● **PROBLEM REQUIREMENTS**: Below is a listing to write out in full, exactly as given, without its pictures.

─── RECORDS SUPPLIED

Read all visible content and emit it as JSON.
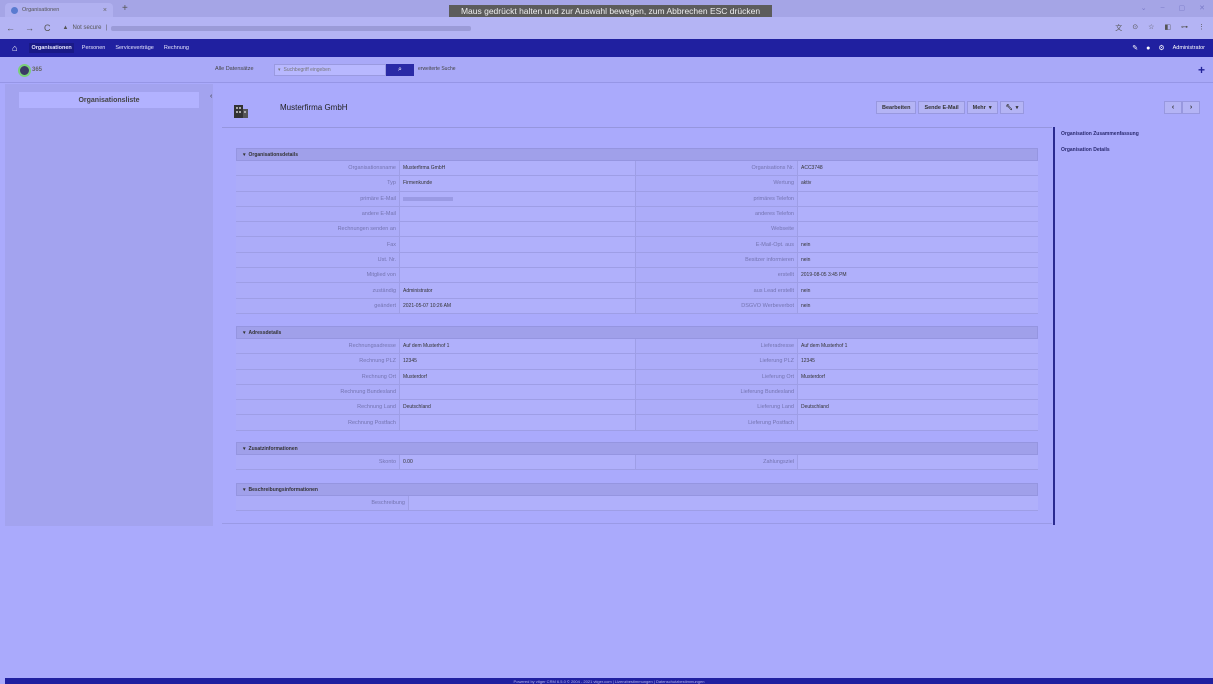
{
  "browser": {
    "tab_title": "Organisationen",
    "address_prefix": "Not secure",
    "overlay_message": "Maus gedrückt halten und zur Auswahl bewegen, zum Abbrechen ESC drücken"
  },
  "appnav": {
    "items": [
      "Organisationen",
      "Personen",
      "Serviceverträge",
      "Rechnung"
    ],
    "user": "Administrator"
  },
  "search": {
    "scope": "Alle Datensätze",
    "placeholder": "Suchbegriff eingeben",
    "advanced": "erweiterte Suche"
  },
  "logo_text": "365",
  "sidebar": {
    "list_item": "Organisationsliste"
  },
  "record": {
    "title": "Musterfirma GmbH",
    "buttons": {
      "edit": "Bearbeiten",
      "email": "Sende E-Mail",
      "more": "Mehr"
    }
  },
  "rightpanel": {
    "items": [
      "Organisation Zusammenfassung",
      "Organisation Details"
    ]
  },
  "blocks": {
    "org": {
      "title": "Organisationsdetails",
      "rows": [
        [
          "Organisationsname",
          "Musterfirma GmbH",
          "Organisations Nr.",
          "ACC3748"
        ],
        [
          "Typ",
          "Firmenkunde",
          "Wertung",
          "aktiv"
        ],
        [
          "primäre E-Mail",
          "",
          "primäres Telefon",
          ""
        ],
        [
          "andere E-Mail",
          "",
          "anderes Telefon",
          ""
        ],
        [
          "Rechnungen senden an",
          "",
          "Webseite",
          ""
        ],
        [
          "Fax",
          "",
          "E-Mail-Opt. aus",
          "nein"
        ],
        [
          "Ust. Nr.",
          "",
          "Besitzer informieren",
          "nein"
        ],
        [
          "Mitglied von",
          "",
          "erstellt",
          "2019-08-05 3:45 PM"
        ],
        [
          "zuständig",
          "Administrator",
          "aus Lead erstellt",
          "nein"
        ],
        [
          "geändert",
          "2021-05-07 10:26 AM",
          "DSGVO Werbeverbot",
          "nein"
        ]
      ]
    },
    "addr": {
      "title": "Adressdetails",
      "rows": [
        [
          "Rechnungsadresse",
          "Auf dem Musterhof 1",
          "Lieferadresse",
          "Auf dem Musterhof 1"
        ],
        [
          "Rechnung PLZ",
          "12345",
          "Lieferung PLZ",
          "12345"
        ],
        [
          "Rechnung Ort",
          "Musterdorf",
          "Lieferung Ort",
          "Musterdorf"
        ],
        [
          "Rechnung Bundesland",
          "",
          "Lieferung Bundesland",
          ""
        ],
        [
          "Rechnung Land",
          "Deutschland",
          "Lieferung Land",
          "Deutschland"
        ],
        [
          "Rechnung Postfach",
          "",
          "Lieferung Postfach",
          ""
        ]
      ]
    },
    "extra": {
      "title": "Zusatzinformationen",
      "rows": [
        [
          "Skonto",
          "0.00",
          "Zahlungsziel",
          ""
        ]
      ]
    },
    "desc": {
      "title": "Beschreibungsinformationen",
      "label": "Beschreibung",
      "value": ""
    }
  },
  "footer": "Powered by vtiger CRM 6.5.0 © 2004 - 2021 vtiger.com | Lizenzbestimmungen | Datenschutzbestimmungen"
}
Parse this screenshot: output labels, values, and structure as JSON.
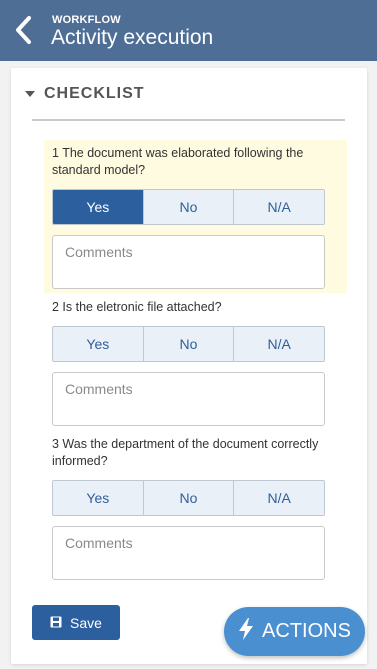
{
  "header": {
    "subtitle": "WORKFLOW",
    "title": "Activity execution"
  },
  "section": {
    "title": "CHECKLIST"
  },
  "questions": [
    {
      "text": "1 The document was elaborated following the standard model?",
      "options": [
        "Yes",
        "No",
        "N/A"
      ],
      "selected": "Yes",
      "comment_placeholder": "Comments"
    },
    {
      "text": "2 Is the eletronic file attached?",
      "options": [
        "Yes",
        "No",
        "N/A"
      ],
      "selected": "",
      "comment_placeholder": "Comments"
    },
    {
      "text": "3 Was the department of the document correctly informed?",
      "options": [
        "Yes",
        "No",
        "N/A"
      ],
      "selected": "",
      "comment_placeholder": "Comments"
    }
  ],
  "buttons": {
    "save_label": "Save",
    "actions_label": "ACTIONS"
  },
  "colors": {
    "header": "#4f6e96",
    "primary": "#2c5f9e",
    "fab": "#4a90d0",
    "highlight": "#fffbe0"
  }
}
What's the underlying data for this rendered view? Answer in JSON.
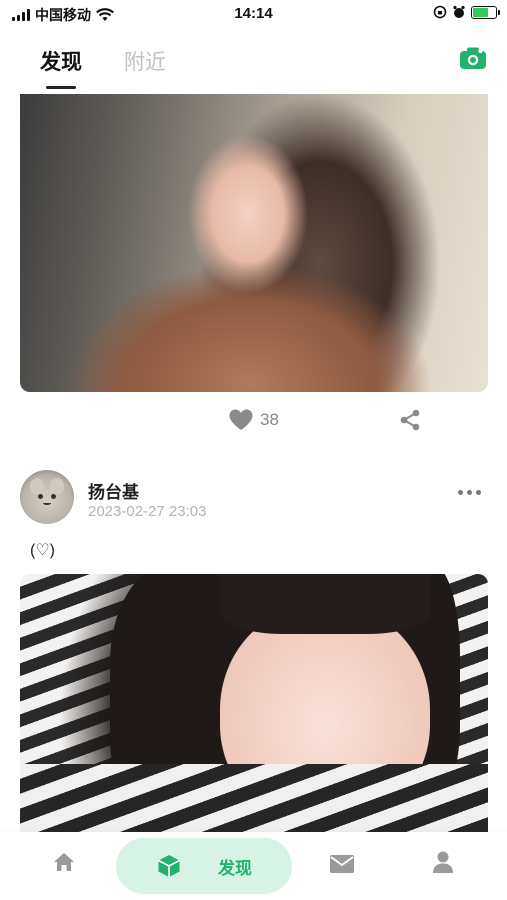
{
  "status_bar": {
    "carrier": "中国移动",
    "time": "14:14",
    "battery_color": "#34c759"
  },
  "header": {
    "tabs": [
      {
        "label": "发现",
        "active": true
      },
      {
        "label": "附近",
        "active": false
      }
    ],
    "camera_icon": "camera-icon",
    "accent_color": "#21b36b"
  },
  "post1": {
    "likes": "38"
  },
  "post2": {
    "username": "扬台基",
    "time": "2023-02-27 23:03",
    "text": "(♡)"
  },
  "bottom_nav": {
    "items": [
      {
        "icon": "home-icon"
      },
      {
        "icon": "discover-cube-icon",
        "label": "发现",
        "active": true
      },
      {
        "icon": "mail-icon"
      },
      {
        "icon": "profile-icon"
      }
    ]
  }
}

──────

● **RESPONSE**:
Read all visible content and emit it as JSON.
{
  "browser": {
    "tab_title": "Organisationen",
    "address_prefix": "Not secure",
    "overlay_message": "Maus gedrückt halten und zur Auswahl bewegen, zum Abbrechen ESC drücken"
  },
  "appnav": {
    "items": [
      "Organisationen",
      "Personen",
      "Serviceverträge",
      "Rechnung"
    ],
    "user": "Administrator"
  },
  "search": {
    "scope": "Alle Datensätze",
    "placeholder": "Suchbegriff eingeben",
    "advanced": "erweiterte Suche"
  },
  "logo_text": "365",
  "sidebar": {
    "list_item": "Organisationsliste"
  },
  "record": {
    "title": "Musterfirma GmbH",
    "buttons": {
      "edit": "Bearbeiten",
      "email": "Sende E-Mail",
      "more": "Mehr"
    }
  },
  "rightpanel": {
    "items": [
      "Organisation Zusammenfassung",
      "Organisation Details"
    ]
  },
  "blocks": {
    "org": {
      "title": "Organisationsdetails",
      "rows": [
        [
          "Organisationsname",
          "Musterfirma GmbH",
          "Organisations Nr.",
          "ACC3748"
        ],
        [
          "Typ",
          "Firmenkunde",
          "Wertung",
          "aktiv"
        ],
        [
          "primäre E-Mail",
          "",
          "primäres Telefon",
          ""
        ],
        [
          "andere E-Mail",
          "",
          "anderes Telefon",
          ""
        ],
        [
          "Rechnungen senden an",
          "",
          "Webseite",
          ""
        ],
        [
          "Fax",
          "",
          "E-Mail-Opt. aus",
          "nein"
        ],
        [
          "Ust. Nr.",
          "",
          "Besitzer informieren",
          "nein"
        ],
        [
          "Mitglied von",
          "",
          "erstellt",
          "2019-08-05 3:45 PM"
        ],
        [
          "zuständig",
          "Administrator",
          "aus Lead erstellt",
          "nein"
        ],
        [
          "geändert",
          "2021-05-07 10:26 AM",
          "DSGVO Werbeverbot",
          "nein"
        ]
      ]
    },
    "addr": {
      "title": "Adressdetails",
      "rows": [
        [
          "Rechnungsadresse",
          "Auf dem Musterhof 1",
          "Lieferadresse",
          "Auf dem Musterhof 1"
        ],
        [
          "Rechnung PLZ",
          "12345",
          "Lieferung PLZ",
          "12345"
        ],
        [
          "Rechnung Ort",
          "Musterdorf",
          "Lieferung Ort",
          "Musterdorf"
        ],
        [
          "Rechnung Bundesland",
          "",
          "Lieferung Bundesland",
          ""
        ],
        [
          "Rechnung Land",
          "Deutschland",
          "Lieferung Land",
          "Deutschland"
        ],
        [
          "Rechnung Postfach",
          "",
          "Lieferung Postfach",
          ""
        ]
      ]
    },
    "extra": {
      "title": "Zusatzinformationen",
      "rows": [
        [
          "Skonto",
          "0.00",
          "Zahlungsziel",
          ""
        ]
      ]
    },
    "desc": {
      "title": "Beschreibungsinformationen",
      "label": "Beschreibung",
      "value": ""
    }
  },
  "footer": "Powered by vtiger CRM 6.5.0 © 2004 - 2021 vtiger.com | Lizenzbestimmungen | Datenschutzbestimmungen"
}
Parse this screenshot: output labels, values, and structure as JSON.
{
  "header": {
    "subtitle": "WORKFLOW",
    "title": "Activity execution"
  },
  "section": {
    "title": "CHECKLIST"
  },
  "questions": [
    {
      "text": "1 The document was elaborated following the standard model?",
      "options": [
        "Yes",
        "No",
        "N/A"
      ],
      "selected": "Yes",
      "comment_placeholder": "Comments"
    },
    {
      "text": "2 Is the eletronic file attached?",
      "options": [
        "Yes",
        "No",
        "N/A"
      ],
      "selected": "",
      "comment_placeholder": "Comments"
    },
    {
      "text": "3 Was the department of the document correctly informed?",
      "options": [
        "Yes",
        "No",
        "N/A"
      ],
      "selected": "",
      "comment_placeholder": "Comments"
    }
  ],
  "buttons": {
    "save_label": "Save",
    "actions_label": "ACTIONS"
  },
  "colors": {
    "header": "#4f6e96",
    "primary": "#2c5f9e",
    "fab": "#4a90d0",
    "highlight": "#fffbe0"
  }
}
What's the underlying data for this rendered view? Answer in JSON.
{
  "status_bar": {
    "carrier": "中国移动",
    "time": "14:14",
    "battery_color": "#34c759"
  },
  "header": {
    "tabs": [
      {
        "label": "发现",
        "active": true
      },
      {
        "label": "附近",
        "active": false
      }
    ],
    "camera_icon": "camera-icon",
    "accent_color": "#21b36b"
  },
  "post1": {
    "likes": "38"
  },
  "post2": {
    "username": "扬台基",
    "time": "2023-02-27 23:03",
    "text": "(♡)"
  },
  "bottom_nav": {
    "items": [
      {
        "icon": "home-icon"
      },
      {
        "icon": "discover-cube-icon",
        "label": "发现",
        "active": true
      },
      {
        "icon": "mail-icon"
      },
      {
        "icon": "profile-icon"
      }
    ]
  }
}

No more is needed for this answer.